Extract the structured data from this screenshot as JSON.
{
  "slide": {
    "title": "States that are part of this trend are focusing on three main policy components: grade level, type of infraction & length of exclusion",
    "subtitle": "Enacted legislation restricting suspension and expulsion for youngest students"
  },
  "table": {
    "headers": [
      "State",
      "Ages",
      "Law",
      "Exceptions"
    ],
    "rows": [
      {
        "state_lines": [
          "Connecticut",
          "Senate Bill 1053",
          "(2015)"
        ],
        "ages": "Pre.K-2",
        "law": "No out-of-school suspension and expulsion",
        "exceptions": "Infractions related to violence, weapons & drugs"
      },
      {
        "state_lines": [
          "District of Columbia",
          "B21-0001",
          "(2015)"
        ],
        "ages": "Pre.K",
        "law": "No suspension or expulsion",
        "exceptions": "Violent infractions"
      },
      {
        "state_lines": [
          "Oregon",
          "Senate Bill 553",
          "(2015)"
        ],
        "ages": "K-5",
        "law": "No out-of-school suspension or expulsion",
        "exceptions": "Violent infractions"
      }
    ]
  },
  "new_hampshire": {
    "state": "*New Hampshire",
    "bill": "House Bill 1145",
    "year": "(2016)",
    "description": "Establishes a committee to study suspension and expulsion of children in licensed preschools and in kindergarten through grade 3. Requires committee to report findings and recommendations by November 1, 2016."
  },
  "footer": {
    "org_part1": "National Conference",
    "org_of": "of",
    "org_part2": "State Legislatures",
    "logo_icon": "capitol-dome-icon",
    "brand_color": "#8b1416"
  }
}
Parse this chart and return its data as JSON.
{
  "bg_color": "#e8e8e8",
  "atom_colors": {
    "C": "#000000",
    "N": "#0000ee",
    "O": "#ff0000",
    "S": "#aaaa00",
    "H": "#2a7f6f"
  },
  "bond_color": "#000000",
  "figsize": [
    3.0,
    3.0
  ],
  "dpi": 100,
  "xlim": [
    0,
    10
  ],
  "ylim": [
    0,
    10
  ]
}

WHAT TO PRODUCE
Copy exactly the lines of the listing above, beginning at the line with "Parse this chart and return its data as JSON." and ending at its final line; write out nothing else.

SOLUTION TO THIS PROBLEM
Parse this chart and return its data as JSON.
{
  "bg_color": "#e8e8e8",
  "atom_colors": {
    "C": "#000000",
    "N": "#0000ee",
    "O": "#ff0000",
    "S": "#aaaa00",
    "H": "#2a7f6f"
  },
  "bond_color": "#000000",
  "figsize": [
    3.0,
    3.0
  ],
  "dpi": 100,
  "xlim": [
    0,
    10
  ],
  "ylim": [
    0,
    10
  ]
}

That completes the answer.